_GOAL A:_
List every release that the passage on Twice's album discography identifies as a reissue, and name the album or EP each one reissued.
_GOAL B:_
According to the passage on Twice's album discography, why did What Is Love?, Summer Nights, Yes or Yes and The Year of "Yes" each receive a platinum certification? Answer in one to three sentences.
_GOAL C:_
Write the next part of the passage on Twice's album discography, beginning right after its final sentence.

_SELECTED PASSAGE:_

/---

The albums discography of South Korean girl group Twice consists of seven studio albums, twelve EPs, one reissue studio album, three reissue EPs, four compilation albums and one compilation EP. The group was formed by JYP Entertainment in July 2015 through the survival television show Sixteen.

In South Korea, Twice debuted in October 2015 with the release of their debut EP, The Story Begins. In 2016, the group's second and third EP, Page Two and Twicecoaster: Lane 1 were released. The latter became one of the best-selling albums by a girl group in the history of Gaon Album Chart, with over 475,000 copies sold. Its reissue, Twicecoaster: Lane 2, was released in February 2017 and the group's fourth EP, Signal, was later released in May. In October, their debut studio album, Twicetagram, and its lead single debuted at number-one on the Billboard World Albums chart and World Digital Song Sales chart, respectively, becoming the first female Korean act to top both charts simultaneously. The album was subsequently reissued as Merry & Happy in December. The former three releases became the top three best-selling albums by a girl group in 2017.

In 2018, the group released their fifth EP, What Is Love?, in April, and was reissued as Summer Nights in July. Yes or Yes, their sixth EP, followed in November, with a reissue titled as The Year of "Yes" in December. The group maintained their best-selling girl group of the year status. Selling over 250,000 copies, What Is Love?, Summer Nights, Yes or Yes and The Year of "Yes" each earned a platinum certification from the Korea Music Content Association (KMCA). In 2019, the group's seventh and eighth EP, Fancy You and Feel Special, were released in April and September, respectively and both later received a double platinum certification from KMCA. In 2020, the group's ninth EP, More & More and second Korean studio album, Eyes Wide Open both charted on the Billboard 200. 

In 2021, Twice's tenth EP, Taste of Love, peaked at number one on the Billboard Top Album Sales chart, making it the first EP from a girl group to do so. It was also the first EP from a girl group to enter the top 10 of the Billboard 200. Later in the same year, their third Korean studio album, Formula of Love: O+T=<3, earned them their first triple platinum certification from KMCA. In 2022, after the group's contract renewal with JYP Entertainment, their eleventh EP, Between 1&2 became their first EP to sell over a million copies. In 2023, the group's twelfth EP, Ready to Be, was released becoming their best-selling EP in South Korea.

\---

_EXTRACTED RECORDS:_
/---

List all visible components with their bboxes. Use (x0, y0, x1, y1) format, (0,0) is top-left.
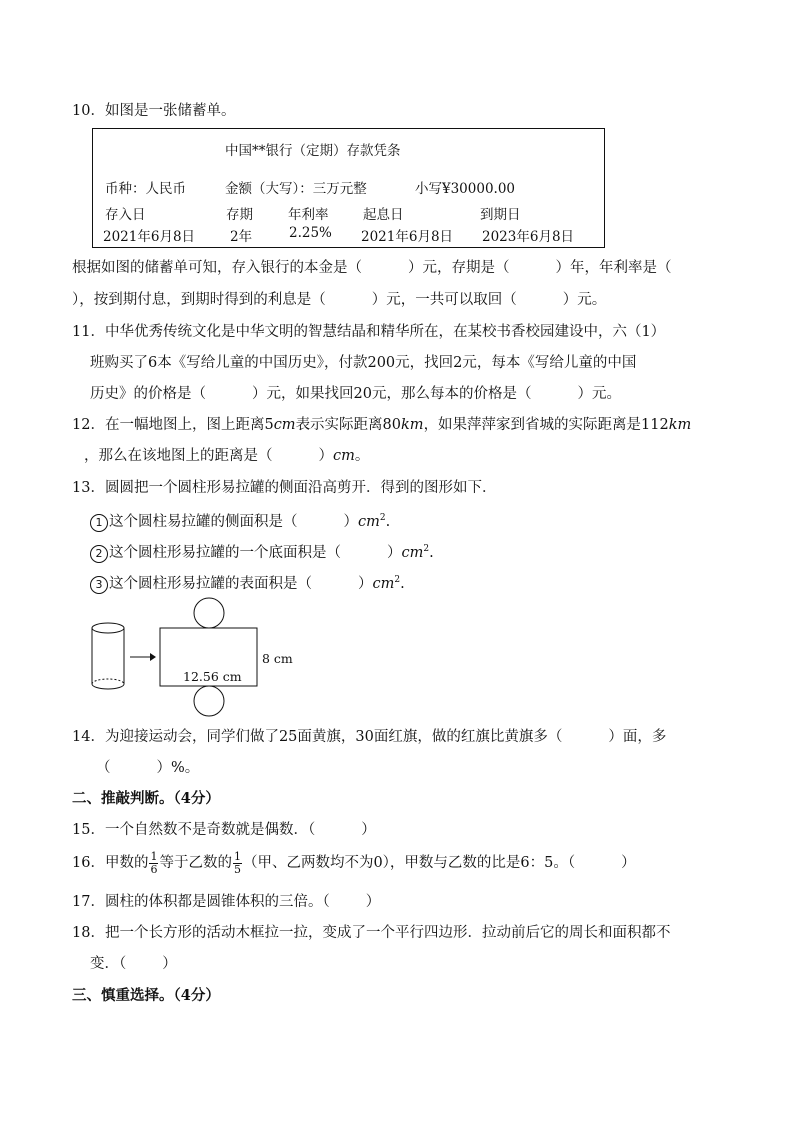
deposit-slip (92, 128, 605, 248)
section-2-heading: 二、推敲判断。（4分） (72, 790, 220, 807)
slip-val-start: 2021年6月8日 (361, 229, 454, 245)
arrow-icon (130, 653, 156, 661)
q14-line1: 14．为迎接运动会，同学们做了25面黄旗，30面红旗，做的红旗比黄旗多（ ）面，多 (72, 729, 667, 745)
q11-line3: 历史》的价格是（ ）元，如果找回20元，那么每本的价格是（ ）元。 (90, 386, 621, 402)
slip-currency: 币种：人民币 (105, 181, 186, 197)
slip-col-rate: 年利率 (288, 207, 329, 223)
q10-title: 10．如图是一张储蓄单。 (72, 103, 236, 119)
q18-line1: 18．把一个长方形的活动木框拉一拉，变成了一个平行四边形．拉动前后它的周长和面积都不 (72, 925, 671, 941)
q13-item-2: 2 这个圆柱形易拉罐的一个底面积是（ ）$cm^2$. (90, 539, 434, 563)
slip-header: 中国**银行（定期）存款凭条 (225, 143, 401, 159)
slip-val-rate: 2.25% (289, 225, 332, 241)
slip-col-term: 存期 (226, 207, 253, 223)
figure-width-label: 12.56 cm (183, 669, 242, 684)
slip-val-deposit-date: 2021年6月8日 (103, 229, 196, 245)
q18-line2: 变．（ ） (90, 956, 177, 972)
q16: 16．甲数的 $\frac{1}{6}$ 等于乙数的 $\frac{1}{5}$ （甲、乙两数均不为0），甲数与乙数的比是6：5。（ ） (72, 849, 636, 876)
slip-col-maturity: 到期日 (480, 207, 521, 223)
q10-line2: ），按到期付息，到期时得到的利息是（ ）元，一共可以取回（ ）元。 (72, 292, 607, 308)
q11-line1: 11．中华优秀传统文化是中华文明的智慧结晶和精华所在，在某校书香校园建设中，六（1） (72, 324, 666, 340)
slip-amount-figures: 小写¥30000.00 (415, 181, 516, 197)
slip-col-deposit-date: 存入日 (105, 207, 146, 223)
q10-line1: 根据如图的储蓄单可知，存入银行的本金是（ ）元，存期是（ ）年，年利率是（ (72, 260, 672, 276)
bottom-circle (194, 686, 224, 716)
q13-item-3: 3 这个圆柱形易拉罐的表面积是（ ）$cm^2$. (90, 570, 405, 594)
slip-col-start: 起息日 (363, 207, 404, 223)
q12-line2: ，那么在该地图上的距离是（ ）cm。 (84, 448, 370, 464)
q17: 17．圆柱的体积都是圆锥体积的三倍。（ ） (72, 894, 381, 910)
section-3-heading: 三、慎重选择。（4分） (72, 987, 220, 1004)
slip-val-term: 2年 (230, 229, 253, 245)
q13-item-1: 1 这个圆柱易拉罐的侧面积是（ ）$cm^2$. (90, 508, 390, 532)
fraction-one-sixth: $\frac{1}{6}$ (150, 849, 158, 876)
q15: 15．一个自然数不是奇数就是偶数．（ ） (72, 822, 376, 838)
slip-amount-words: 金额（大写）：三万元整 (225, 181, 367, 197)
slip-val-maturity: 2023年6月8日 (482, 229, 575, 245)
figure-height-label: 8 cm (262, 651, 293, 666)
q13-title: 13．圆圆把一个圆柱形易拉罐的侧面沿高剪开．得到的图形如下． (72, 480, 497, 496)
cylinder-shape (92, 623, 124, 689)
q14-line2: （ ）%。 (96, 760, 200, 776)
top-circle (194, 598, 224, 628)
fraction-one-fifth: $\frac{1}{5}$ (233, 849, 241, 876)
q12-line1: 12．在一幅地图上，图上距离5cm表示实际距离80km，如果萍萍家到省城的实际距离是112km (72, 417, 692, 433)
q11-line2: 班购买了6本《写给儿童的中国历史》，付款200元，找回2元，每本《写给儿童的中国 (90, 355, 637, 371)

\---

_RESPONSE A:_
- Twicecoaster: Lane 2, a reissue of Twicecoaster: Lane 1
- Merry & Happy, a reissue of Twicetagram
- Summer Nights, a reissue of What Is Love?
- The Year of "Yes", a reissue of Yes or Yes

_RESPONSE B:_
Each of the four releases sold over 250,000 copies. Because of those sales, each one earned a platinum certification from the Korea Music Content Association (KMCA).

_RESPONSE C:_
In Japan, Twice debuted in June 2017 with their first compilation album, #Twice, earning their first platinum certification from the Recording Industry Association of Japan (RIAJ). The group's first Japanese studio album, BDZ, was released in 2018 and was later platinum-certified. The repackaged edition of the album was released in December 2018. In 2019, their second compilation album, #Twice2, was released in March and is platinum-certified by the RIAJ. In November of the same year, they released their second Japanese album, &Twice. In 2020, a repackage of &Twice and their third compilation album, #Twice3, were released. In 2021, their third Japanese studio album, Perfect World, was released. In 2022, the compilation album #Twice4 and the studio album Celebrate were released.

As of 2023, Twice have earned eleven number-one albums in South Korea, nine number-one albums on Japan's Oricon Albums Chart, six number-one albums on the Billboard Japan Hot Albums and four number-one albums on Billboard's World Albums. The group is the highest-selling girl group in South Korea, with over 7.2 million albums sold as of 2021. They have sold over 14 million albums in South Korea and Japan, cumulatively, as of 2022.

Studio albums 
Korean studio albums are marketed by JYP Entertainment as a "Full Album".

Reissue studio albums

Extended plays
Marketed by JYP Entertainment as a "Mini Album".

Reissue extended plays 
Marketed by JYP Entertainment as a "Special Album".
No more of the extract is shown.